# [PROMPT]
Each entry has to be copied exactly, with nothing missed.

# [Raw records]
▬▬▬▬▬▬▬▬▬▬

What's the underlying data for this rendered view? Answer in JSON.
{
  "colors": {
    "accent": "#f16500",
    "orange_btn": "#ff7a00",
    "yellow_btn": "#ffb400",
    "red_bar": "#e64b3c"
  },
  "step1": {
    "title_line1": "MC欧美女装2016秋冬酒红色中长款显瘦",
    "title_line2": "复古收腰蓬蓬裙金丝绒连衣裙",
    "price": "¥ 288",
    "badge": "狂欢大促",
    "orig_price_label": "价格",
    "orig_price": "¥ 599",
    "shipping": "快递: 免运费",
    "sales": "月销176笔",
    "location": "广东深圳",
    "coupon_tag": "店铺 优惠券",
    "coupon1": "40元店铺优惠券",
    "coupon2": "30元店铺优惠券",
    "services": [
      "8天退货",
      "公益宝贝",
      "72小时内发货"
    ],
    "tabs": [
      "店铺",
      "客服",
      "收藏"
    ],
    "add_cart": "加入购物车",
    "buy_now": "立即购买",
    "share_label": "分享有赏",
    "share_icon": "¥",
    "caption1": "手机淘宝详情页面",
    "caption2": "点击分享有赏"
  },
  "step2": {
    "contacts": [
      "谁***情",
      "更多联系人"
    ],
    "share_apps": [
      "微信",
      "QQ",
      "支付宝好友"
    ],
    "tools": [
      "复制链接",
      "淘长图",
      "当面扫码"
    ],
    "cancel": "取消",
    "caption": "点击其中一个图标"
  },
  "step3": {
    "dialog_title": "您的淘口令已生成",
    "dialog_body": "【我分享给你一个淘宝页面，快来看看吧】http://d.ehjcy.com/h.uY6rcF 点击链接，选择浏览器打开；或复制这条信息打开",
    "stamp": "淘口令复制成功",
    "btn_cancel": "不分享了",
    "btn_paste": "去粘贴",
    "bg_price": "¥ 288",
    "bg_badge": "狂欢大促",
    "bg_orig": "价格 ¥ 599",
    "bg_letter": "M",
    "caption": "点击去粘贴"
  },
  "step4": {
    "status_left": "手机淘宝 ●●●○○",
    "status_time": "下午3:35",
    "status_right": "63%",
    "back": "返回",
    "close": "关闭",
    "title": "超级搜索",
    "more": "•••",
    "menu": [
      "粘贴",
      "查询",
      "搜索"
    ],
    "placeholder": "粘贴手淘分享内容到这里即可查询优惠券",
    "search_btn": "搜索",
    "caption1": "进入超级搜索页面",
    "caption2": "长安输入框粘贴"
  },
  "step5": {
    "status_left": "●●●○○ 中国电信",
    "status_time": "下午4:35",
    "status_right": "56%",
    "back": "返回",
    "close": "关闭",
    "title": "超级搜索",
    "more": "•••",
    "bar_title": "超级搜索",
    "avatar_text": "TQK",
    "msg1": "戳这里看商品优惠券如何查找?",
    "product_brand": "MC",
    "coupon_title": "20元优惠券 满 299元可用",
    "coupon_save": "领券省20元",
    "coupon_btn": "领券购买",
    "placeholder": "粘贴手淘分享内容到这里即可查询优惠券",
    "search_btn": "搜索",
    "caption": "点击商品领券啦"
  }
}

▬▬▬▬▬▬▬▬▬▬

# [OUTPUT BELOW]
What's the underlying data for this rendered view? Answer in JSON.
{
  "colors": {
    "accent": "#f16500",
    "orange_btn": "#ff7a00",
    "yellow_btn": "#ffb400",
    "red_bar": "#e64b3c"
  },
  "step1": {
    "title_line1": "MC欧美女装2016秋冬酒红色中长款显瘦",
    "title_line2": "复古收腰蓬蓬裙金丝绒连衣裙",
    "price": "¥ 288",
    "badge": "狂欢大促",
    "orig_price_label": "价格",
    "orig_price": "¥ 599",
    "shipping": "快递: 免运费",
    "sales": "月销176笔",
    "location": "广东深圳",
    "coupon_tag": "店铺 优惠券",
    "coupon1": "40元店铺优惠券",
    "coupon2": "30元店铺优惠券",
    "services": [
      "8天退货",
      "公益宝贝",
      "72小时内发货"
    ],
    "tabs": [
      "店铺",
      "客服",
      "收藏"
    ],
    "add_cart": "加入购物车",
    "buy_now": "立即购买",
    "share_label": "分享有赏",
    "share_icon": "¥",
    "caption1": "手机淘宝详情页面",
    "caption2": "点击分享有赏"
  },
  "step2": {
    "contacts": [
      "谁***情",
      "更多联系人"
    ],
    "share_apps": [
      "微信",
      "QQ",
      "支付宝好友"
    ],
    "tools": [
      "复制链接",
      "淘长图",
      "当面扫码"
    ],
    "cancel": "取消",
    "caption": "点击其中一个图标"
  },
  "step3": {
    "dialog_title": "您的淘口令已生成",
    "dialog_body": "【我分享给你一个淘宝页面，快来看看吧】http://d.ehjcy.com/h.uY6rcF 点击链接，选择浏览器打开；或复制这条信息打开",
    "stamp": "淘口令复制成功",
    "btn_cancel": "不分享了",
    "btn_paste": "去粘贴",
    "bg_price": "¥ 288",
    "bg_badge": "狂欢大促",
    "bg_orig": "价格 ¥ 599",
    "bg_letter": "M",
    "caption": "点击去粘贴"
  },
  "step4": {
    "status_left": "手机淘宝 ●●●○○",
    "status_time": "下午3:35",
    "status_right": "63%",
    "back": "返回",
    "close": "关闭",
    "title": "超级搜索",
    "more": "•••",
    "menu": [
      "粘贴",
      "查询",
      "搜索"
    ],
    "placeholder": "粘贴手淘分享内容到这里即可查询优惠券",
    "search_btn": "搜索",
    "caption1": "进入超级搜索页面",
    "caption2": "长安输入框粘贴"
  },
  "step5": {
    "status_left": "●●●○○ 中国电信",
    "status_time": "下午4:35",
    "status_right": "56%",
    "back": "返回",
    "close": "关闭",
    "title": "超级搜索",
    "more": "•••",
    "bar_title": "超级搜索",
    "avatar_text": "TQK",
    "msg1": "戳这里看商品优惠券如何查找?",
    "product_brand": "MC",
    "coupon_title": "20元优惠券 满 299元可用",
    "coupon_save": "领券省20元",
    "coupon_btn": "领券购买",
    "placeholder": "粘贴手淘分享内容到这里即可查询优惠券",
    "search_btn": "搜索",
    "caption": "点击商品领券啦"
  }
}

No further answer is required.